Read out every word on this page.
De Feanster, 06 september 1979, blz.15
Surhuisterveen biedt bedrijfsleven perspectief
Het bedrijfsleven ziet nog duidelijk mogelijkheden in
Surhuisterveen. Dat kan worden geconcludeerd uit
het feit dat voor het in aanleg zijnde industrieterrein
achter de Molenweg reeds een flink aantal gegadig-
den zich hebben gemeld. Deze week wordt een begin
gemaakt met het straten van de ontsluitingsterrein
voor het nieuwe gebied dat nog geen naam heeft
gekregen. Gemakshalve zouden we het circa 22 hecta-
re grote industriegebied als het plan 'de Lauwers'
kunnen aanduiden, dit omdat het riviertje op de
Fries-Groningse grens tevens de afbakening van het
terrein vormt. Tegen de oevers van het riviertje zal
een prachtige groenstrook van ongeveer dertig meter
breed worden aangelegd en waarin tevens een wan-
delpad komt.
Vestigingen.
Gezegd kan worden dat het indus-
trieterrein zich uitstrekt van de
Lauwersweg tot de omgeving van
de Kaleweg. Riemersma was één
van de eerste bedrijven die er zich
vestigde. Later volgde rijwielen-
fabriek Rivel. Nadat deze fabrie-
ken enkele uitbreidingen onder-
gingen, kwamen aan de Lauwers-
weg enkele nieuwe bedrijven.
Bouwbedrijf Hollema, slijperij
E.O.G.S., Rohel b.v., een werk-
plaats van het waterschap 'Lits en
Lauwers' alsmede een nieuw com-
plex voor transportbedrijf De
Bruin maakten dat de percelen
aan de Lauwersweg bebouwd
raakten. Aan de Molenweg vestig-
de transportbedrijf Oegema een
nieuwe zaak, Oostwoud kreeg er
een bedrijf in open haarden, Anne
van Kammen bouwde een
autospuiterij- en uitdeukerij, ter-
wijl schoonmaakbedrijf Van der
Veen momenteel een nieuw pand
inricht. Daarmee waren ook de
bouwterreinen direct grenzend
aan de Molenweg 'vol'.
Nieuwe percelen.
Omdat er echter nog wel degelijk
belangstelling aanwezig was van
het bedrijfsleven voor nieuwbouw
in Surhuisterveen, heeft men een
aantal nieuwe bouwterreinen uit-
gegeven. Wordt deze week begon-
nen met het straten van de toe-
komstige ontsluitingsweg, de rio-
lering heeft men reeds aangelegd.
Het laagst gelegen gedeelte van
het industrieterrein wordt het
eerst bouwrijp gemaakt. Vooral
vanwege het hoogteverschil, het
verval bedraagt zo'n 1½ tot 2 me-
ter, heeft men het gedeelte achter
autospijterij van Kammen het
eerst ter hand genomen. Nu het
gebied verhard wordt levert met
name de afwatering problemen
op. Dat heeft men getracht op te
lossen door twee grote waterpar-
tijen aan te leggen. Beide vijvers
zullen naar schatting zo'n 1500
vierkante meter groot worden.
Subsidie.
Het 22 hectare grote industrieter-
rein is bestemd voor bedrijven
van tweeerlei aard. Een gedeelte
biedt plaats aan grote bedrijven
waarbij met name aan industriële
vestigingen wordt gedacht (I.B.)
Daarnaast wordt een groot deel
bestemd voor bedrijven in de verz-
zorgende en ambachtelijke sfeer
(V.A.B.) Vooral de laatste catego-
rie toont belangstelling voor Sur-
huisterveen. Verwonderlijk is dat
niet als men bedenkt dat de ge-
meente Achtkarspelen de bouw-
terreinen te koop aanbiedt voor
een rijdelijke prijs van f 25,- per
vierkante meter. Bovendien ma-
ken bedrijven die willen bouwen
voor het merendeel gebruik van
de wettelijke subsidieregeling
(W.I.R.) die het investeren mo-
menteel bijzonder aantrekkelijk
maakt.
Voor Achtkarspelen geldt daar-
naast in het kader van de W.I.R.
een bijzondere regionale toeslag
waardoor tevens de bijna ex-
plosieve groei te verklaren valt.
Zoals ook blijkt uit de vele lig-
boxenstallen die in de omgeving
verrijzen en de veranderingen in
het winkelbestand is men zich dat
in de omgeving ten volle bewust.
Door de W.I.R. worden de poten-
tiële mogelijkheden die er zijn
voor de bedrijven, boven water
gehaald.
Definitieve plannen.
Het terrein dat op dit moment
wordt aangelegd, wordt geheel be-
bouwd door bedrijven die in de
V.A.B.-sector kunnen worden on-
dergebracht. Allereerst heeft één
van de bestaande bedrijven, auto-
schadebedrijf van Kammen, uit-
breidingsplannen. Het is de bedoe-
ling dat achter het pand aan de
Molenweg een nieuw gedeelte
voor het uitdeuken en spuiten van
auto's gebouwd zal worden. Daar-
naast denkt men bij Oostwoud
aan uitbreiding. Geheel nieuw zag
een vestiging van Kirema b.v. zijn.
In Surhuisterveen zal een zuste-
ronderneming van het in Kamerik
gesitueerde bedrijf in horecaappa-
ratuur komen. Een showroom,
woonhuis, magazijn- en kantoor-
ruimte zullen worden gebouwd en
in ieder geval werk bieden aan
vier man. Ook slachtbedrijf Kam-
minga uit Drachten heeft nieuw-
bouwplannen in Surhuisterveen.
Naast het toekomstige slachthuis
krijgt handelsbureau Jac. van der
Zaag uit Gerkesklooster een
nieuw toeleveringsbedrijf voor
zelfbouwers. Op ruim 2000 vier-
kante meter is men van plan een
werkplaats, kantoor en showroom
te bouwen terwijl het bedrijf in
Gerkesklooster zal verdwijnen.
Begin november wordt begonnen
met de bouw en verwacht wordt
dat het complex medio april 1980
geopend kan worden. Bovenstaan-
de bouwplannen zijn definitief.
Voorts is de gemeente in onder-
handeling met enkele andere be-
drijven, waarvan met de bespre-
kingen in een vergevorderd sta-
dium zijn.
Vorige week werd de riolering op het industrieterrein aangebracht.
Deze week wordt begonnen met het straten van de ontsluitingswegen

==================================================

- **TASK DIRECTIONS**
Line by line, print the records above exactly as they stand.

- **ANSWER**
Read out every word on this page.
De Feanster, 06 september 1979, blz.15
Surhuisterveen biedt bedrijfsleven perspectief
Het bedrijfsleven ziet nog duidelijk mogelijkheden in
Surhuisterveen. Dat kan worden geconcludeerd uit
het feit dat voor het in aanleg zijnde industrieterrein
achter de Molenweg reeds een flink aantal gegadig-
den zich hebben gemeld. Deze week wordt een begin
gemaakt met het straten van de ontsluitingsterrein
voor het nieuwe gebied dat nog geen naam heeft
gekregen. Gemakshalve zouden we het circa 22 hecta-
re grote industriegebied als het plan 'de Lauwers'
kunnen aanduiden, dit omdat het riviertje op de
Fries-Groningse grens tevens de afbakening van het
terrein vormt. Tegen de oevers van het riviertje zal
een prachtige groenstrook van ongeveer dertig meter
breed worden aangelegd en waarin tevens een wan-
delpad komt.
Vestigingen.
Gezegd kan worden dat het indus-
trieterrein zich uitstrekt van de
Lauwersweg tot de omgeving van
de Kaleweg. Riemersma was één
van de eerste bedrijven die er zich
vestigde. Later volgde rijwielen-
fabriek Rivel. Nadat deze fabrie-
ken enkele uitbreidingen onder-
gingen, kwamen aan de Lauwers-
weg enkele nieuwe bedrijven.
Bouwbedrijf Hollema, slijperij
E.O.G.S., Rohel b.v., een werk-
plaats van het waterschap 'Lits en
Lauwers' alsmede een nieuw com-
plex voor transportbedrijf De
Bruin maakten dat de percelen
aan de Lauwersweg bebouwd
raakten. Aan de Molenweg vestig-
de transportbedrijf Oegema een
nieuwe zaak, Oostwoud kreeg er
een bedrijf in open haarden, Anne
van Kammen bouwde een
autospuiterij- en uitdeukerij, ter-
wijl schoonmaakbedrijf Van der
Veen momenteel een nieuw pand
inricht. Daarmee waren ook de
bouwterreinen direct grenzend
aan de Molenweg 'vol'.
Nieuwe percelen.
Omdat er echter nog wel degelijk
belangstelling aanwezig was van
het bedrijfsleven voor nieuwbouw
in Surhuisterveen, heeft men een
aantal nieuwe bouwterreinen uit-
gegeven. Wordt deze week begon-
nen met het straten van de toe-
komstige ontsluitingsweg, de rio-
lering heeft men reeds aangelegd.
Het laagst gelegen gedeelte van
het industrieterrein wordt het
eerst bouwrijp gemaakt. Vooral
vanwege het hoogteverschil, het
verval bedraagt zo'n 1½ tot 2 me-
ter, heeft men het gedeelte achter
autospijterij van Kammen het
eerst ter hand genomen. Nu het
gebied verhard wordt levert met
name de afwatering problemen
op. Dat heeft men getracht op te
lossen door twee grote waterpar-
tijen aan te leggen. Beide vijvers
zullen naar schatting zo'n 1500
vierkante meter groot worden.
Subsidie.
Het 22 hectare grote industrieter-
rein is bestemd voor bedrijven
van tweeerlei aard. Een gedeelte
biedt plaats aan grote bedrijven
waarbij met name aan industriële
vestigingen wordt gedacht (I.B.)
Daarnaast wordt een groot deel
bestemd voor bedrijven in de verz-
zorgende en ambachtelijke sfeer
(V.A.B.) Vooral de laatste catego-
rie toont belangstelling voor Sur-
huisterveen. Verwonderlijk is dat
niet als men bedenkt dat de ge-
meente Achtkarspelen de bouw-
terreinen te koop aanbiedt voor
een rijdelijke prijs van f 25,- per
vierkante meter. Bovendien ma-
ken bedrijven die willen bouwen
voor het merendeel gebruik van
de wettelijke subsidieregeling
(W.I.R.) die het investeren mo-
menteel bijzonder aantrekkelijk
maakt.
Voor Achtkarspelen geldt daar-
naast in het kader van de W.I.R.
een bijzondere regionale toeslag
waardoor tevens de bijna ex-
plosieve groei te verklaren valt.
Zoals ook blijkt uit de vele lig-
boxenstallen die in de omgeving
verrijzen en de veranderingen in
het winkelbestand is men zich dat
in de omgeving ten volle bewust.
Door de W.I.R. worden de poten-
tiële mogelijkheden die er zijn
voor de bedrijven, boven water
gehaald.
Definitieve plannen.
Het terrein dat op dit moment
wordt aangelegd, wordt geheel be-
bouwd door bedrijven die in de
V.A.B.-sector kunnen worden on-
dergebracht. Allereerst heeft één
van de bestaande bedrijven, auto-
schadebedrijf van Kammen, uit-
breidingsplannen. Het is de bedoe-
ling dat achter het pand aan de
Molenweg een nieuw gedeelte
voor het uitdeuken en spuiten van
auto's gebouwd zal worden. Daar-
naast denkt men bij Oostwoud
aan uitbreiding. Geheel nieuw zag
een vestiging van Kirema b.v. zijn.
In Surhuisterveen zal een zuste-
ronderneming van het in Kamerik
gesitueerde bedrijf in horecaappa-
ratuur komen. Een showroom,
woonhuis, magazijn- en kantoor-
ruimte zullen worden gebouwd en
in ieder geval werk bieden aan
vier man. Ook slachtbedrijf Kam-
minga uit Drachten heeft nieuw-
bouwplannen in Surhuisterveen.
Naast het toekomstige slachthuis
krijgt handelsbureau Jac. van der
Zaag uit Gerkesklooster een
nieuw toeleveringsbedrijf voor
zelfbouwers. Op ruim 2000 vier-
kante meter is men van plan een
werkplaats, kantoor en showroom
te bouwen terwijl het bedrijf in
Gerkesklooster zal verdwijnen.
Begin november wordt begonnen
met de bouw en verwacht wordt
dat het complex medio april 1980
geopend kan worden. Bovenstaan-
de bouwplannen zijn definitief.
Voorts is de gemeente in onder-
handeling met enkele andere be-
drijven, waarvan met de bespre-
kingen in een vergevorderd sta-
dium zijn.
Vorige week werd de riolering op het industrieterrein aangebracht.
Deze week wordt begonnen met het straten van de ontsluitingswegen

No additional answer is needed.